Records
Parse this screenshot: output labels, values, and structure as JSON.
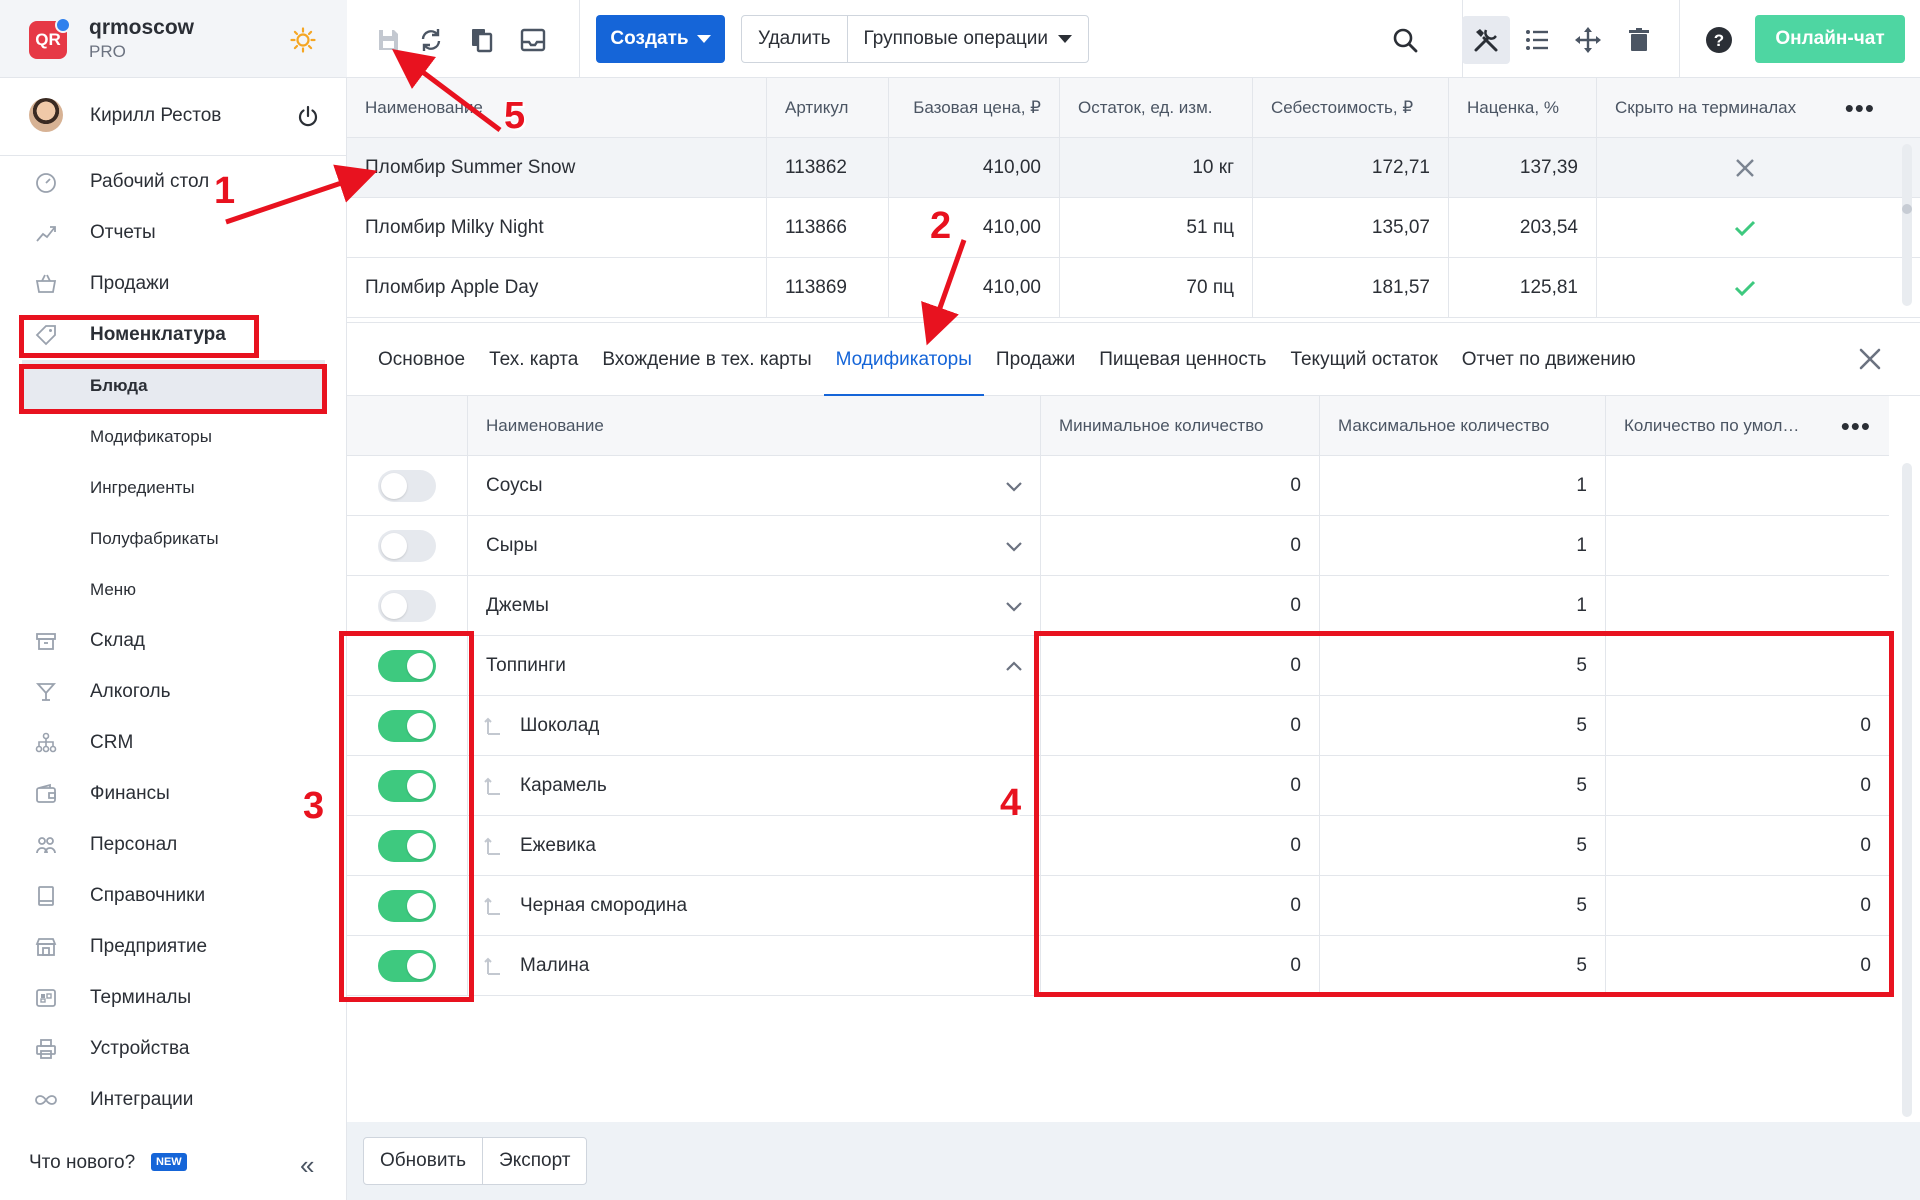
{
  "brand": {
    "name": "qrmoscow",
    "plan": "PRO",
    "logo_text": "QR"
  },
  "user": {
    "name": "Кирилл Рестов"
  },
  "nav": [
    {
      "label": "Рабочий стол",
      "icon": "dashboard-icon"
    },
    {
      "label": "Отчеты",
      "icon": "reports-icon"
    },
    {
      "label": "Продажи",
      "icon": "sales-basket-icon"
    },
    {
      "label": "Номенклатура",
      "icon": "tag-icon",
      "active": true
    },
    {
      "label": "Блюда",
      "sub": true,
      "active": true
    },
    {
      "label": "Модификаторы",
      "sub": true
    },
    {
      "label": "Ингредиенты",
      "sub": true
    },
    {
      "label": "Полуфабрикаты",
      "sub": true
    },
    {
      "label": "Меню",
      "sub": true
    },
    {
      "label": "Склад",
      "icon": "warehouse-icon"
    },
    {
      "label": "Алкоголь",
      "icon": "cocktail-icon"
    },
    {
      "label": "CRM",
      "icon": "crm-icon"
    },
    {
      "label": "Финансы",
      "icon": "wallet-icon"
    },
    {
      "label": "Персонал",
      "icon": "staff-icon"
    },
    {
      "label": "Справочники",
      "icon": "book-icon"
    },
    {
      "label": "Предприятие",
      "icon": "store-icon"
    },
    {
      "label": "Терминалы",
      "icon": "terminal-icon"
    },
    {
      "label": "Устройства",
      "icon": "printer-icon"
    },
    {
      "label": "Интеграции",
      "icon": "infinity-icon"
    }
  ],
  "sidebar_footer": {
    "whats_new": "Что нового?",
    "badge": "NEW"
  },
  "toolbar": {
    "create_label": "Создать",
    "delete_label": "Удалить",
    "group_ops_label": "Групповые операции",
    "chat_label": "Онлайн-чат"
  },
  "products": {
    "columns": [
      "Наименование",
      "Артикул",
      "Базовая цена, ₽",
      "Остаток, ед. изм.",
      "Себестоимость, ₽",
      "Наценка, %",
      "Скрыто на терминалах"
    ],
    "rows": [
      {
        "name": "Пломбир Summer Snow",
        "sku": "113862",
        "price": "410,00",
        "stock": "10 кг",
        "cost": "172,71",
        "markup": "137,39",
        "hidden": false
      },
      {
        "name": "Пломбир Milky Night",
        "sku": "113866",
        "price": "410,00",
        "stock": "51 пц",
        "cost": "135,07",
        "markup": "203,54",
        "hidden": true
      },
      {
        "name": "Пломбир Apple Day",
        "sku": "113869",
        "price": "410,00",
        "stock": "70 пц",
        "cost": "181,57",
        "markup": "125,81",
        "hidden": true
      }
    ]
  },
  "tabs": [
    "Основное",
    "Тех. карта",
    "Вхождение в тех. карты",
    "Модификаторы",
    "Продажи",
    "Пищевая ценность",
    "Текущий остаток",
    "Отчет по движению"
  ],
  "active_tab": "Модификаторы",
  "modifiers": {
    "columns": [
      "Наименование",
      "Минимальное количество",
      "Максимальное количество",
      "Количество по умол…"
    ],
    "rows": [
      {
        "name": "Соусы",
        "enabled": false,
        "min": "0",
        "max": "1",
        "def": "",
        "expand": "down"
      },
      {
        "name": "Сыры",
        "enabled": false,
        "min": "0",
        "max": "1",
        "def": "",
        "expand": "down"
      },
      {
        "name": "Джемы",
        "enabled": false,
        "min": "0",
        "max": "1",
        "def": "",
        "expand": "down"
      },
      {
        "name": "Топпинги",
        "enabled": true,
        "min": "0",
        "max": "5",
        "def": "",
        "expand": "up"
      },
      {
        "name": "Шоколад",
        "enabled": true,
        "min": "0",
        "max": "5",
        "def": "0",
        "child": true
      },
      {
        "name": "Карамель",
        "enabled": true,
        "min": "0",
        "max": "5",
        "def": "0",
        "child": true
      },
      {
        "name": "Ежевика",
        "enabled": true,
        "min": "0",
        "max": "5",
        "def": "0",
        "child": true
      },
      {
        "name": "Черная смородина",
        "enabled": true,
        "min": "0",
        "max": "5",
        "def": "0",
        "child": true
      },
      {
        "name": "Малина",
        "enabled": true,
        "min": "0",
        "max": "5",
        "def": "0",
        "child": true
      }
    ]
  },
  "footer": {
    "refresh_label": "Обновить",
    "export_label": "Экспорт"
  },
  "annotations": [
    "1",
    "2",
    "3",
    "4",
    "5"
  ],
  "colors": {
    "accent": "#1565d8",
    "success": "#3ec97f",
    "chat": "#4ed6a2",
    "annotation": "#e8121f",
    "logo": "#e63946"
  }
}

Problem description
Leaving the pictures aside, transcribe the entire listing exactly.

Reply
Parse this screenshot: output labels, values, and structure as JSON.
{
  "brand": {
    "name": "qrmoscow",
    "plan": "PRO",
    "logo_text": "QR"
  },
  "user": {
    "name": "Кирилл Рестов"
  },
  "nav": [
    {
      "label": "Рабочий стол",
      "icon": "dashboard-icon"
    },
    {
      "label": "Отчеты",
      "icon": "reports-icon"
    },
    {
      "label": "Продажи",
      "icon": "sales-basket-icon"
    },
    {
      "label": "Номенклатура",
      "icon": "tag-icon",
      "active": true
    },
    {
      "label": "Блюда",
      "sub": true,
      "active": true
    },
    {
      "label": "Модификаторы",
      "sub": true
    },
    {
      "label": "Ингредиенты",
      "sub": true
    },
    {
      "label": "Полуфабрикаты",
      "sub": true
    },
    {
      "label": "Меню",
      "sub": true
    },
    {
      "label": "Склад",
      "icon": "warehouse-icon"
    },
    {
      "label": "Алкоголь",
      "icon": "cocktail-icon"
    },
    {
      "label": "CRM",
      "icon": "crm-icon"
    },
    {
      "label": "Финансы",
      "icon": "wallet-icon"
    },
    {
      "label": "Персонал",
      "icon": "staff-icon"
    },
    {
      "label": "Справочники",
      "icon": "book-icon"
    },
    {
      "label": "Предприятие",
      "icon": "store-icon"
    },
    {
      "label": "Терминалы",
      "icon": "terminal-icon"
    },
    {
      "label": "Устройства",
      "icon": "printer-icon"
    },
    {
      "label": "Интеграции",
      "icon": "infinity-icon"
    }
  ],
  "sidebar_footer": {
    "whats_new": "Что нового?",
    "badge": "NEW"
  },
  "toolbar": {
    "create_label": "Создать",
    "delete_label": "Удалить",
    "group_ops_label": "Групповые операции",
    "chat_label": "Онлайн-чат"
  },
  "products": {
    "columns": [
      "Наименование",
      "Артикул",
      "Базовая цена, ₽",
      "Остаток, ед. изм.",
      "Себестоимость, ₽",
      "Наценка, %",
      "Скрыто на терминалах"
    ],
    "rows": [
      {
        "name": "Пломбир Summer Snow",
        "sku": "113862",
        "price": "410,00",
        "stock": "10 кг",
        "cost": "172,71",
        "markup": "137,39",
        "hidden": false
      },
      {
        "name": "Пломбир Milky Night",
        "sku": "113866",
        "price": "410,00",
        "stock": "51 пц",
        "cost": "135,07",
        "markup": "203,54",
        "hidden": true
      },
      {
        "name": "Пломбир Apple Day",
        "sku": "113869",
        "price": "410,00",
        "stock": "70 пц",
        "cost": "181,57",
        "markup": "125,81",
        "hidden": true
      }
    ]
  },
  "tabs": [
    "Основное",
    "Тех. карта",
    "Вхождение в тех. карты",
    "Модификаторы",
    "Продажи",
    "Пищевая ценность",
    "Текущий остаток",
    "Отчет по движению"
  ],
  "active_tab": "Модификаторы",
  "modifiers": {
    "columns": [
      "Наименование",
      "Минимальное количество",
      "Максимальное количество",
      "Количество по умол…"
    ],
    "rows": [
      {
        "name": "Соусы",
        "enabled": false,
        "min": "0",
        "max": "1",
        "def": "",
        "expand": "down"
      },
      {
        "name": "Сыры",
        "enabled": false,
        "min": "0",
        "max": "1",
        "def": "",
        "expand": "down"
      },
      {
        "name": "Джемы",
        "enabled": false,
        "min": "0",
        "max": "1",
        "def": "",
        "expand": "down"
      },
      {
        "name": "Топпинги",
        "enabled": true,
        "min": "0",
        "max": "5",
        "def": "",
        "expand": "up"
      },
      {
        "name": "Шоколад",
        "enabled": true,
        "min": "0",
        "max": "5",
        "def": "0",
        "child": true
      },
      {
        "name": "Карамель",
        "enabled": true,
        "min": "0",
        "max": "5",
        "def": "0",
        "child": true
      },
      {
        "name": "Ежевика",
        "enabled": true,
        "min": "0",
        "max": "5",
        "def": "0",
        "child": true
      },
      {
        "name": "Черная смородина",
        "enabled": true,
        "min": "0",
        "max": "5",
        "def": "0",
        "child": true
      },
      {
        "name": "Малина",
        "enabled": true,
        "min": "0",
        "max": "5",
        "def": "0",
        "child": true
      }
    ]
  },
  "footer": {
    "refresh_label": "Обновить",
    "export_label": "Экспорт"
  },
  "annotations": [
    "1",
    "2",
    "3",
    "4",
    "5"
  ],
  "colors": {
    "accent": "#1565d8",
    "success": "#3ec97f",
    "chat": "#4ed6a2",
    "annotation": "#e8121f",
    "logo": "#e63946"
  }
}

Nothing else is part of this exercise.